— begin —

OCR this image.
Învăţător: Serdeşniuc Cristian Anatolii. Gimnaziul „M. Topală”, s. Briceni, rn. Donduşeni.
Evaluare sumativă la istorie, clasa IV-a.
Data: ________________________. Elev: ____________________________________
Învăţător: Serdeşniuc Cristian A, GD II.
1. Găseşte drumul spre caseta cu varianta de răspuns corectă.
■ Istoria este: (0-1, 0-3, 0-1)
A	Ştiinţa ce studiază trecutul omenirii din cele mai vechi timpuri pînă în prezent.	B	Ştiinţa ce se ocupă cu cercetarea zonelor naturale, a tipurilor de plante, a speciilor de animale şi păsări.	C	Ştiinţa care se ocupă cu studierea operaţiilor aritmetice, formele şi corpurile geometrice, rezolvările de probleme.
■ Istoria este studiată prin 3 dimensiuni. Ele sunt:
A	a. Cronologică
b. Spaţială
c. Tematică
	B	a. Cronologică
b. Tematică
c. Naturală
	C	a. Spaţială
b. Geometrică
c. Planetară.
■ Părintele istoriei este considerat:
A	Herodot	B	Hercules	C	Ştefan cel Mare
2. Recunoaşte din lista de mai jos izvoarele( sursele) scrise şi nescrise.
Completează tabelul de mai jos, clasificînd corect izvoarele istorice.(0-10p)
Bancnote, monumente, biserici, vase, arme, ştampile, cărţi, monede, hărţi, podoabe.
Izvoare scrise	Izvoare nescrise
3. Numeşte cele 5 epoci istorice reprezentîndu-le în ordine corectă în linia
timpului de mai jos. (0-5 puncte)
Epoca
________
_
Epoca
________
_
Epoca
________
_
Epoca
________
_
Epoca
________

— end —

#### Aim of the exercise:
Show every line that contains the word "Serdeşniuc".

#### Answer for the task:
Învăţător: Serdeşniuc Cristian Anatolii. Gimnaziul „M. Topală”, s. Briceni, rn. Donduşeni.
Învăţător: Serdeşniuc Cristian A, GD II.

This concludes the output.